## PROMPT
Report how many lines contain the word "value", with no other text.

[Collected data entries]

++++++++

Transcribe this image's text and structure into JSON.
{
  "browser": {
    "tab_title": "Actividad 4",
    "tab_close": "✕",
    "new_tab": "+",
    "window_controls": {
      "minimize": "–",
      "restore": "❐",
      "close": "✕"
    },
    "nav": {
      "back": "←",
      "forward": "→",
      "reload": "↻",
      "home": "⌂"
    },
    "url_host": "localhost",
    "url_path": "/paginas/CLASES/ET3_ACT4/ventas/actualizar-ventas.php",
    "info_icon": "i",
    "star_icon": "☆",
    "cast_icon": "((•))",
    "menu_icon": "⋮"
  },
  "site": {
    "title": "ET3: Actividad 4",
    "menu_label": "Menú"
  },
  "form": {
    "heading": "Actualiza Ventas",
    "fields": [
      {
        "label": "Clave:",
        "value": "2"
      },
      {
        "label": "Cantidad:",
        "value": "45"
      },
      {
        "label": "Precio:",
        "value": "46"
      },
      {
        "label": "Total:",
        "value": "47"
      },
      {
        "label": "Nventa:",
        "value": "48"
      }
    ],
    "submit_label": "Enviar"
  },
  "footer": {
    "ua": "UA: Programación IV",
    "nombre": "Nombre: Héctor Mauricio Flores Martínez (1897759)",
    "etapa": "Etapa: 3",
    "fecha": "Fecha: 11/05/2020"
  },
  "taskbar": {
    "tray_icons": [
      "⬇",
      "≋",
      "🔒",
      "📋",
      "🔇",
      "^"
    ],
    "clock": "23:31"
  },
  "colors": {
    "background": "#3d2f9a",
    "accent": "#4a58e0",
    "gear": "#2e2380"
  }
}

++++++++

## RESPONSE TO THE EXERCISE
5